▸ **Extrait du texte**

= = = =

D’une part, elle a critiqué l’élargissement envisagé aux « rénovations énergétiques » des aides allouées pour financer les « réparations » par les collectivités publiques des lieux de culte privés édifiés après 1905, sur le fondement du dernier alinéa de l’article 19 de la loi, introduit en 1942. D’autre part, elle a fait part de son étonnement devant la volonté du Gouvernement de permettre aux associations cultuelles de faire fructifier, en dehors de toute activité cultuelle, un patrimoine immobilier de rapport acquis gratuitement, alors même que la représentation nationale vient d’écarter l’essentiel de l’article 38 du projet de loi pour un État au service d’une société de confiance. À cet égard, elle a souligné que les recettes tirées de l’exploitation d’un tel patrimoine seront défiscalisées et que le dispositif envisagé conduirait à étendre les possibilités de recevoir des dons et legs ouvertes en 1942.  Il s’agirait alors d’un financement public par le biais détourné de la fiscalité, qui est une violation flagrante du principe de non-financement public (Article 2 de la loi de 1905).


Les interlocuteurs de la délégation ont répondu que leur niveau d’information était semblable au nôtre et qu’ils avaient simplement à cœur de recueillir nos remarques afin d’en informer le Bureau central des cultes du ministère de l’Intérieur. Ils ont insisté sur le fait que les réflexions actuelles du Gouvernement en étaient au stade d’un simple avant-projet, susceptible d’évoluer nettement au fil des débats et de la concertation qui devrait s’engager. Ils ont confirmé que les pouvoirs publics entendent trouver une solution au problème de la gouvernance de l’Islam en France. Le directeur de cabinet a implicitement reconnu que le Conseil français du culte musulman (CFCM) n’a pas apporté de solution satisfaisante à cette question et que la situation des relations nouées entre l’État, les collectivités publiques et ce culte variait trop d’un territoire à l’autre, faute de structure pyramidale solide. Il a précisé que ce sujet spécifique devrait s’articuler avec celui, plus général, de l’évolution probable de l’organisation territoriale de l’État.

= = = =

▸ **Énoncé**
D'après l'extrait sur la loi de 1905, quel article de cette loi pose le principe de non-financement public ? Veuillez répondre en quelques mots.

▸ **Entrées de données**
= = = =

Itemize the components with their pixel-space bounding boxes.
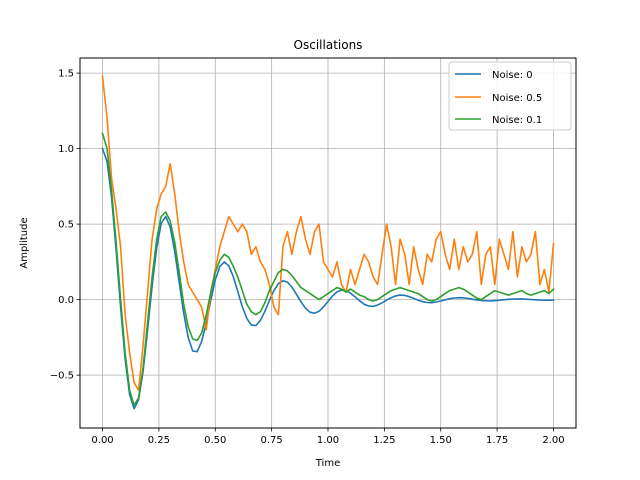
legend-label-noise-0-5: Noise: 0.5 [492, 93, 542, 104]
series-lines [101, 75, 555, 410]
x-axis-label: Time [315, 458, 340, 469]
y-axis-label: Amplitude [19, 217, 30, 268]
legend-label-noise-0-1: Noise: 0.1 [492, 115, 542, 126]
series-line-noise-0-1 [101, 132, 555, 407]
y-tick-label: 0.5 [58, 220, 74, 231]
y-tick-label: 0.0 [58, 295, 74, 306]
y-tick-label: 1.0 [58, 144, 74, 155]
x-tick-label: 1.75 [486, 435, 508, 446]
y-tick-label: −0.5 [50, 371, 74, 382]
x-tick-label: 0.25 [148, 435, 170, 446]
legend-label-noise-0: Noise: 0 [492, 70, 533, 81]
x-tick-label: 0.75 [261, 435, 283, 446]
y-tick-label: 1.5 [58, 69, 74, 80]
y-axis-ticks: −0.5 0.0 0.5 1.0 1.5 [50, 69, 80, 382]
x-tick-label: 0.00 [91, 435, 113, 446]
x-tick-label: 1.50 [430, 435, 452, 446]
x-tick-label: 0.50 [204, 435, 226, 446]
legend-box [448, 61, 572, 131]
chart-title: Oscillations [294, 38, 363, 52]
series-line-noise-0-5 [101, 75, 555, 392]
x-axis-ticks: 0.00 0.25 0.50 0.75 1.00 1.25 1.50 1.75 2.00 [91, 428, 565, 446]
series-line-noise-0 [101, 147, 555, 410]
x-tick-label: 2.00 [542, 435, 564, 446]
x-tick-label: 1.25 [373, 435, 395, 446]
x-tick-label: 1.00 [317, 435, 339, 446]
legend: Noise: 0 Noise: 0.5 Noise: 0.1 [448, 61, 572, 131]
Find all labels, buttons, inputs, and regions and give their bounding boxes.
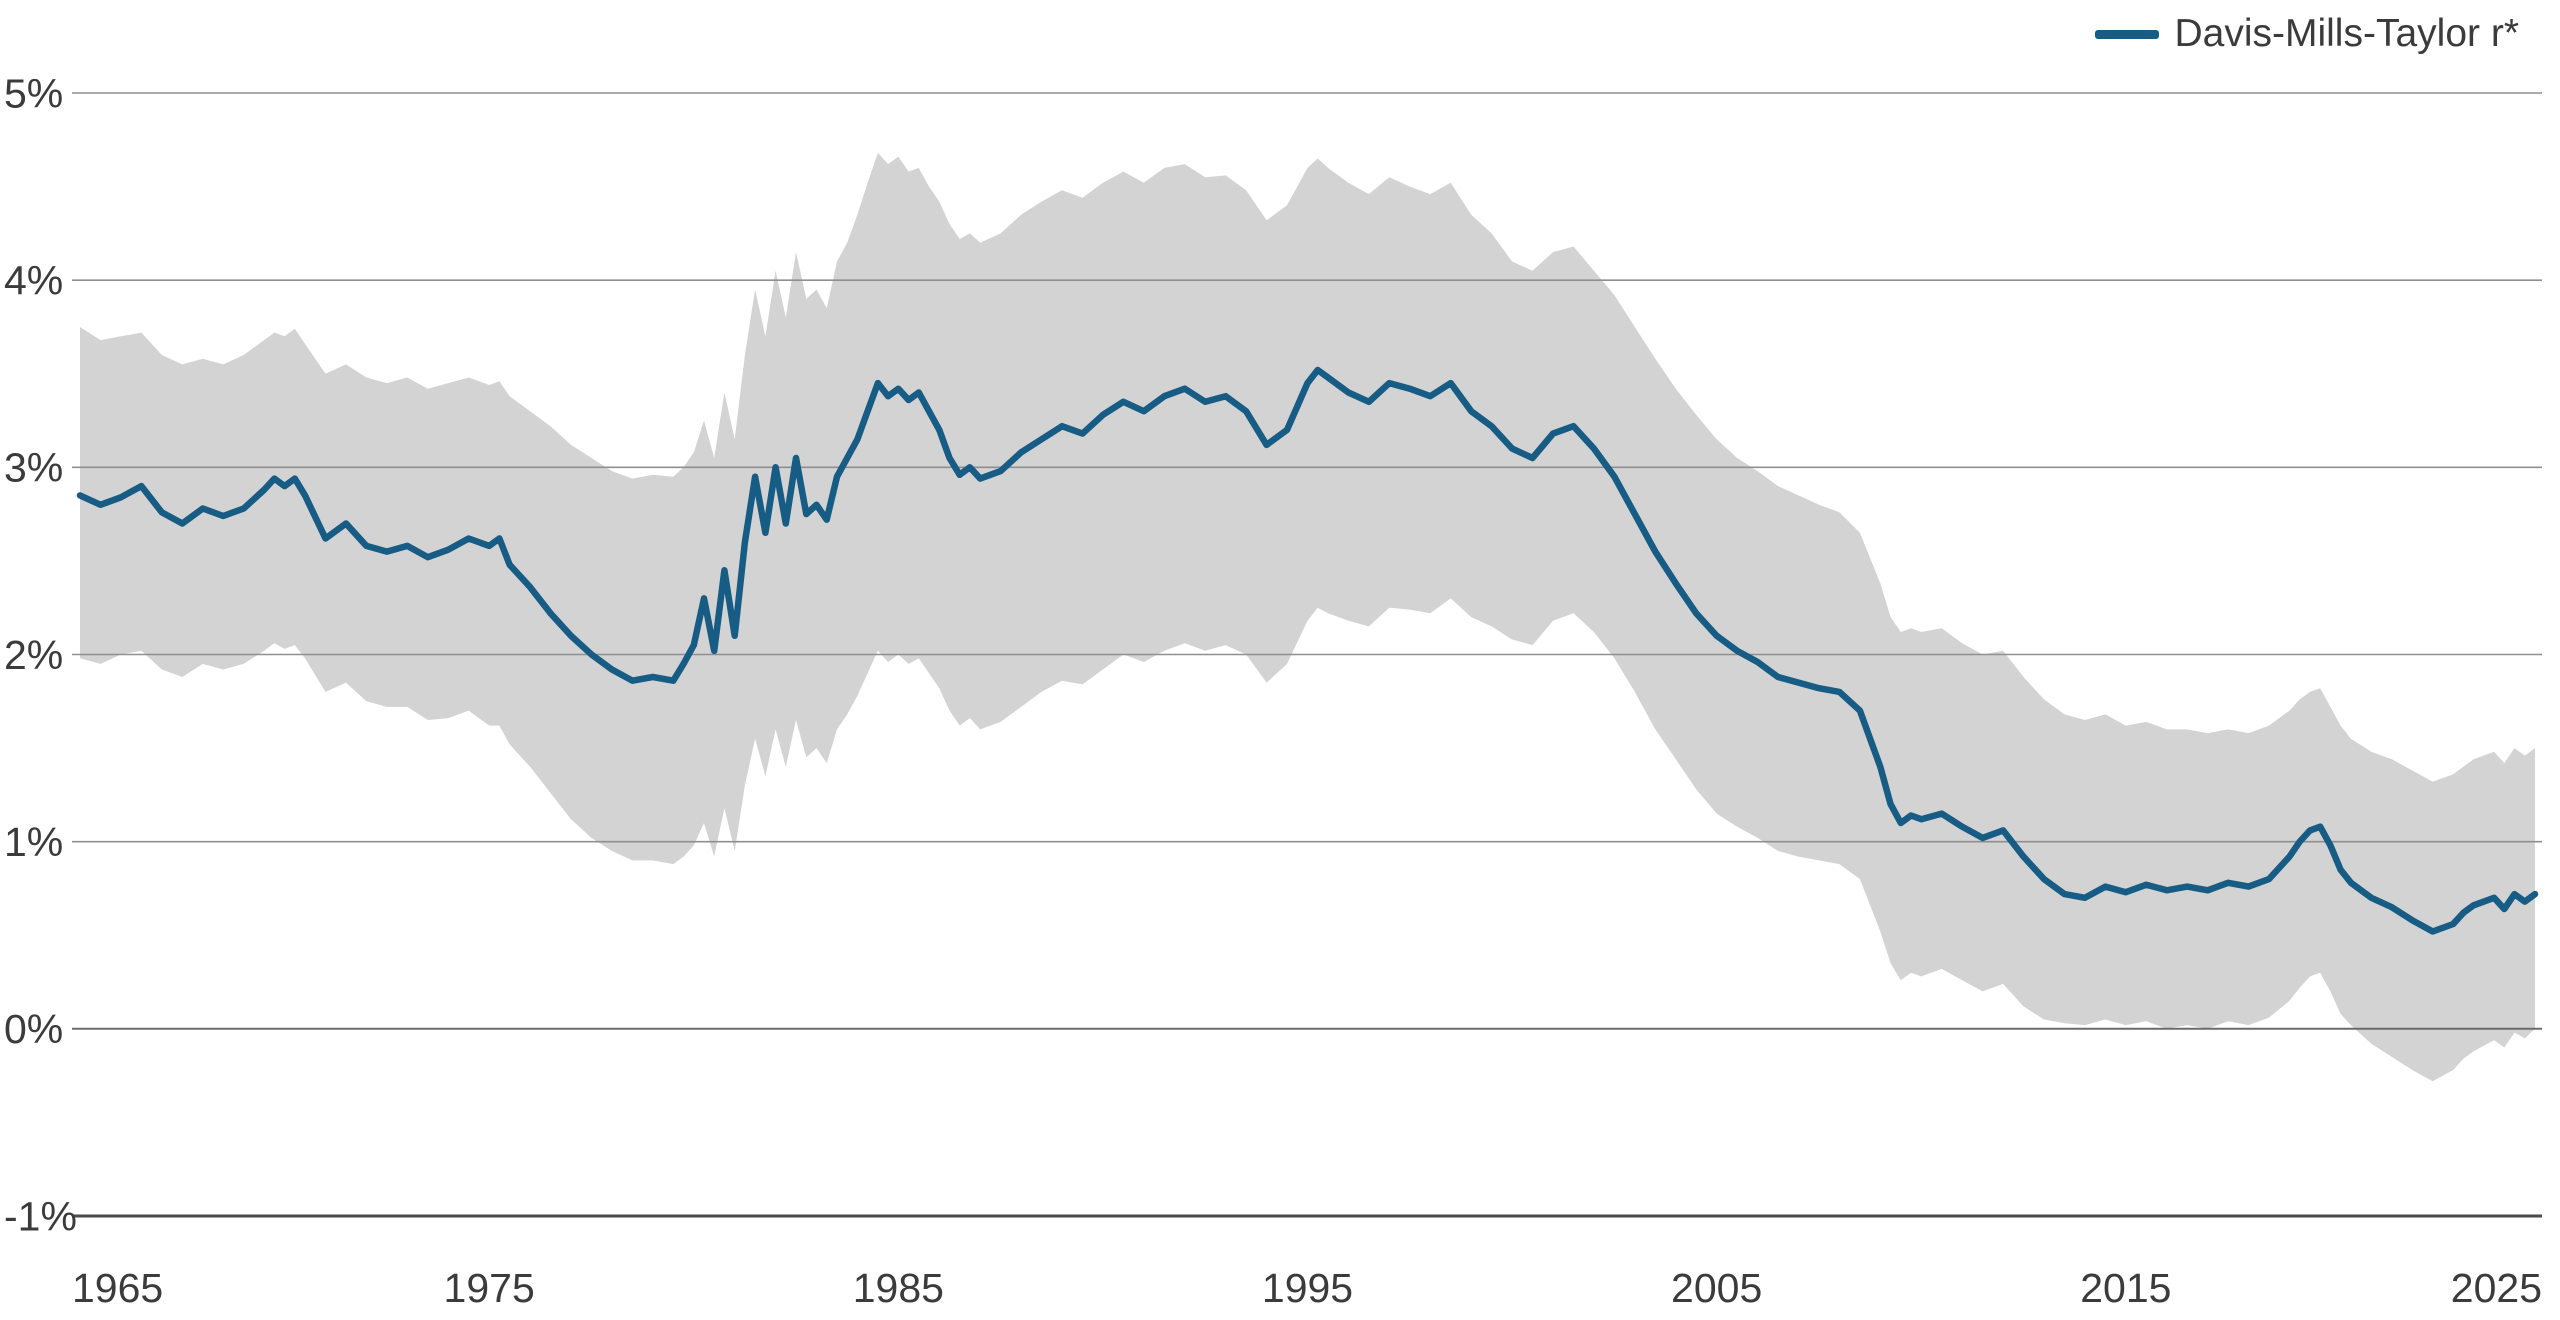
- y-axis-label: 2%: [4, 632, 63, 678]
- y-axis-label: 4%: [4, 258, 63, 304]
- y-axis-label: -1%: [4, 1193, 77, 1239]
- x-axis-label: 1985: [853, 1265, 944, 1311]
- legend-line-swatch: [2095, 29, 2160, 39]
- x-axis-label: 1975: [444, 1265, 535, 1311]
- x-axis-label: 2025: [2451, 1265, 2542, 1311]
- y-axis-label: 0%: [4, 1006, 63, 1052]
- x-axis-label: 2015: [2080, 1265, 2171, 1311]
- x-axis-label: 1965: [72, 1265, 163, 1311]
- confidence-band: [80, 152, 2535, 1082]
- x-axis-label: 1995: [1262, 1265, 1353, 1311]
- legend-label: Davis-Mills-Taylor r*: [2174, 12, 2519, 55]
- r-star-line: [76, 366, 2539, 935]
- x-axis-label: 2005: [1671, 1265, 1762, 1311]
- y-axis-label: 5%: [4, 70, 63, 116]
- legend: Davis-Mills-Taylor r*: [2095, 12, 2519, 56]
- y-axis-label: 3%: [4, 445, 63, 491]
- y-axis-label: 1%: [4, 819, 63, 865]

= = = =

▸ **Réponse**
L'article 2 de la loi de 1905.